** WORK TO COMPLETE **
Lines that contain the string "Älvsbyn" are to be copied; leave out all others.

(Items listed in a dataset)
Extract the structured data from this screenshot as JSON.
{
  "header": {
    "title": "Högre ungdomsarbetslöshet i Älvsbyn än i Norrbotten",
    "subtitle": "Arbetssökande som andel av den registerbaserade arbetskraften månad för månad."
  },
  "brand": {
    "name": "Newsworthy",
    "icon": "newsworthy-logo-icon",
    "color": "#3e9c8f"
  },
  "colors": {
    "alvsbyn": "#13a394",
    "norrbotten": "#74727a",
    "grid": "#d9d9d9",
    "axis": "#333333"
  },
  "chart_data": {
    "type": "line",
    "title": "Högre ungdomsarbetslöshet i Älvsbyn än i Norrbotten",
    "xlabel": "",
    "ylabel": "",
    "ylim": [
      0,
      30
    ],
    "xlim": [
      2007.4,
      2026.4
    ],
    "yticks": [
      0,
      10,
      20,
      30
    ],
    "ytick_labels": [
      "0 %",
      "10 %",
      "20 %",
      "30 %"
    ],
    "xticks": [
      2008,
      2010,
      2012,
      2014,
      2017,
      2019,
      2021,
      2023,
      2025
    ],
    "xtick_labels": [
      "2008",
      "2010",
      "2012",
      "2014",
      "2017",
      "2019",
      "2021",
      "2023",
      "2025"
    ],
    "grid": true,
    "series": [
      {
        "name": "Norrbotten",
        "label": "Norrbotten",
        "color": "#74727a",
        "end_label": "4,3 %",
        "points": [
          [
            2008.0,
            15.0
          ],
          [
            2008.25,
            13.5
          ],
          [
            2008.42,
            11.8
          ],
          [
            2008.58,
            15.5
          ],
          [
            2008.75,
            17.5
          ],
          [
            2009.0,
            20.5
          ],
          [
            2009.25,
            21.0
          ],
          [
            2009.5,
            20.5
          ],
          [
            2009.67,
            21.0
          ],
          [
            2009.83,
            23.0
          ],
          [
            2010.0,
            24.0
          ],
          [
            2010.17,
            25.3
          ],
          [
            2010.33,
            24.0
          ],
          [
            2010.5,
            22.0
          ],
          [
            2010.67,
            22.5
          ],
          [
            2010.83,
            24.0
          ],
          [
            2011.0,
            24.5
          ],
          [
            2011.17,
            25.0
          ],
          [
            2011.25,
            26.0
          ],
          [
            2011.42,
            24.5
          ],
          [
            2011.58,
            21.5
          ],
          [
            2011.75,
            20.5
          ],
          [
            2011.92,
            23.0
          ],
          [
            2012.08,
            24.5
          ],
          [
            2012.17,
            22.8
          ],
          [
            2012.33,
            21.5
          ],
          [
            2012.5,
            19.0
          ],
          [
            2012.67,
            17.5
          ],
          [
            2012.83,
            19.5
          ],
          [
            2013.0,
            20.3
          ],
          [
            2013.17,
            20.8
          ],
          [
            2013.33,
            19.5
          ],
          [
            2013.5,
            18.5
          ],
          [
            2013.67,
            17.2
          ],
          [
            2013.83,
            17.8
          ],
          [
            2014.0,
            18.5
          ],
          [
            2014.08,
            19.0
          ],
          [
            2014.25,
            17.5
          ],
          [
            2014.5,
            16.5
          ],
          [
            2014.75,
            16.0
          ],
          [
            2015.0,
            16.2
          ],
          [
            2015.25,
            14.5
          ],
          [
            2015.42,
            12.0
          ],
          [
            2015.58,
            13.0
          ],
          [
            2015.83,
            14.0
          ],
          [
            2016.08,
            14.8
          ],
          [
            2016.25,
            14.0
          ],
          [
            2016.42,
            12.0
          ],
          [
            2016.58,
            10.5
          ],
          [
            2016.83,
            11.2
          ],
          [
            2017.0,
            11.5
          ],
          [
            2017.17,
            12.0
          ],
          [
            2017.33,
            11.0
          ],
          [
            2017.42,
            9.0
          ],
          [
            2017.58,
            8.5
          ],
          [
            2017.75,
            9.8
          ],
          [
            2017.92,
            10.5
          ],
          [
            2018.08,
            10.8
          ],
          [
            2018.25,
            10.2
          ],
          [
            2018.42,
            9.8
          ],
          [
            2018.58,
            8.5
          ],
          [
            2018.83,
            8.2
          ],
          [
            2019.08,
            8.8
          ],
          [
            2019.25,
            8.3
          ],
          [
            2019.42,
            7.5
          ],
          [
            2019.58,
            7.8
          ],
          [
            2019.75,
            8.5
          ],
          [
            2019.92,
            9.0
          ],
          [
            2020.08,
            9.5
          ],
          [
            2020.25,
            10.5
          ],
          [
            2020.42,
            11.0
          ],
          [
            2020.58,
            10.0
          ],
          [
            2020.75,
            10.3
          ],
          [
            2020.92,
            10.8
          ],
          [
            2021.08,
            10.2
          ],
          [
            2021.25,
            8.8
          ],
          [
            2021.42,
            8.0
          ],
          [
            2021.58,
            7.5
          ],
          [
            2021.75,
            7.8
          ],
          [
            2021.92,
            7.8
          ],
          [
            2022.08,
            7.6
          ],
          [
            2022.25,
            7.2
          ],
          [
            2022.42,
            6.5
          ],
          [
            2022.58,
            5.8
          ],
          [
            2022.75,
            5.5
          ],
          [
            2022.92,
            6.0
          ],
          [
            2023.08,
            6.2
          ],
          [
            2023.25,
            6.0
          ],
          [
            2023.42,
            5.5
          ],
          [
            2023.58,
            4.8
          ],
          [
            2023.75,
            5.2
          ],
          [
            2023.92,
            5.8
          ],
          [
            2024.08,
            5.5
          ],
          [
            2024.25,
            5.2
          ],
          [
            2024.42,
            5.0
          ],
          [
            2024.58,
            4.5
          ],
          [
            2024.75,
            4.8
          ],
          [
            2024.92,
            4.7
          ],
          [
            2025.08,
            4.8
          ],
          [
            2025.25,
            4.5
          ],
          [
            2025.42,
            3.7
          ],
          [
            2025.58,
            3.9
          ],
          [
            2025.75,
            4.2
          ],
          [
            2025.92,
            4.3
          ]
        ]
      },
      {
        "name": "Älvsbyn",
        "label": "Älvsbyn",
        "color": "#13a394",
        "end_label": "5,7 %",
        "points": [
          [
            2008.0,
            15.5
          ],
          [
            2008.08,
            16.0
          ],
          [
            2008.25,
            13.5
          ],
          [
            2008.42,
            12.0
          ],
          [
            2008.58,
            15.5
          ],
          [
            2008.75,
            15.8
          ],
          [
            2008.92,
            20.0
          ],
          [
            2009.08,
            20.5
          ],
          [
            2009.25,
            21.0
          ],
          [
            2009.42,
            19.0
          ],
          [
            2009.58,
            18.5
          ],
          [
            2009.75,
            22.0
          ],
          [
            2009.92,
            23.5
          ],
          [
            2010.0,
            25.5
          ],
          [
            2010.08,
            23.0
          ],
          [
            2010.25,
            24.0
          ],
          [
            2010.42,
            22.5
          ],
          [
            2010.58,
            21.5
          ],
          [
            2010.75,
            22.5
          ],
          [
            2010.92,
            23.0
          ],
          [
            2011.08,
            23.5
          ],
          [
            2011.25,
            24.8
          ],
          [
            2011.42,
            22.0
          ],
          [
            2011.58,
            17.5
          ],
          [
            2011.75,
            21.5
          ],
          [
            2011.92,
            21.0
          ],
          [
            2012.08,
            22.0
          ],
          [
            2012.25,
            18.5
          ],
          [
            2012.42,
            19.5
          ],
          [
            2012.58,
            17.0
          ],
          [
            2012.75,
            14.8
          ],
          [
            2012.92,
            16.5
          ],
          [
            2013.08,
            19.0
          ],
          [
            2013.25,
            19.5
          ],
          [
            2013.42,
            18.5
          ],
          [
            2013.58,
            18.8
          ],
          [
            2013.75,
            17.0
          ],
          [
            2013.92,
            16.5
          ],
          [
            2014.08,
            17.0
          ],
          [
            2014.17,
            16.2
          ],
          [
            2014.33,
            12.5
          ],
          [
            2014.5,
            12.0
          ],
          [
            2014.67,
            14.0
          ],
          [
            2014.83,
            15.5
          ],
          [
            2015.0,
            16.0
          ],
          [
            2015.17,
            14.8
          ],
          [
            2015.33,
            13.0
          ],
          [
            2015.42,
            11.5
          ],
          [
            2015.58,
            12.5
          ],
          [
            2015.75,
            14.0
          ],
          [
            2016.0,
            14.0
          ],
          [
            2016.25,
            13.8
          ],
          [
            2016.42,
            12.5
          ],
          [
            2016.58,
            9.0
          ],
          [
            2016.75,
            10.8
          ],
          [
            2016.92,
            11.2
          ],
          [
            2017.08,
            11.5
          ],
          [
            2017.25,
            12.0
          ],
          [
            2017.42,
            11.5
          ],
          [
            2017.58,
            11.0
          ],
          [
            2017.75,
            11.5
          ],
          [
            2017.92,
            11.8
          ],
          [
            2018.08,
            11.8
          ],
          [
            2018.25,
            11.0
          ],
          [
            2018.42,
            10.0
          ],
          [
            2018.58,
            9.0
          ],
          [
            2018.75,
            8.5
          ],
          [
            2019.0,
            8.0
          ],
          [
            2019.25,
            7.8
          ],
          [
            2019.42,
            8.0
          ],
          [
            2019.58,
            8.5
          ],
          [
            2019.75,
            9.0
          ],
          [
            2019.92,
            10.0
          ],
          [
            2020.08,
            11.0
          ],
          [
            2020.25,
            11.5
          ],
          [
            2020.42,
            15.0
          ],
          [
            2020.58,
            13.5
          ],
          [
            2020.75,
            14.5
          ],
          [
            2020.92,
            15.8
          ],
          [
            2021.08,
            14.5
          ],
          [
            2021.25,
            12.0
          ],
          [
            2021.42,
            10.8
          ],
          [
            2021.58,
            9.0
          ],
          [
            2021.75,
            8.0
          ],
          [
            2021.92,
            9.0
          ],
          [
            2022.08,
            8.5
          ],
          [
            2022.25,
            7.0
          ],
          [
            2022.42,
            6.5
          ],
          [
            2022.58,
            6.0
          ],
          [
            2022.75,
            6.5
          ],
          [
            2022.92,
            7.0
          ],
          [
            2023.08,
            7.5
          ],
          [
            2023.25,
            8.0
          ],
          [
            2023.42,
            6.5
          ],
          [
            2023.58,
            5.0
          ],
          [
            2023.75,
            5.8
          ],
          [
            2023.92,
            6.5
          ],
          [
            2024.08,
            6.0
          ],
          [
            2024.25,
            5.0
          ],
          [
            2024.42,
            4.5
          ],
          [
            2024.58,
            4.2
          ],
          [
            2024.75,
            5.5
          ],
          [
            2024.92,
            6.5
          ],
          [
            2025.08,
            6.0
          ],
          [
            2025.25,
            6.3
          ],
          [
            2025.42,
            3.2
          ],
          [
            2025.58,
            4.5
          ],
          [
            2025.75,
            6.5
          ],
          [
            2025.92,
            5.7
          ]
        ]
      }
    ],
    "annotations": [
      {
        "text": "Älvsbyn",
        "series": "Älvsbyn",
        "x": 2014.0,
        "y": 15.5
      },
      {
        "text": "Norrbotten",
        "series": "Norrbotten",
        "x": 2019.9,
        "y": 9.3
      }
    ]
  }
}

** OUTPUT FOR THIS TASK **
    "title": "Högre ungdomsarbetslöshet i Älvsbyn än i Norrbotten",
    "title": "Högre ungdomsarbetslöshet i Älvsbyn än i Norrbotten",
        "name": "Älvsbyn",
        "label": "Älvsbyn",
        "text": "Älvsbyn",
        "series": "Älvsbyn",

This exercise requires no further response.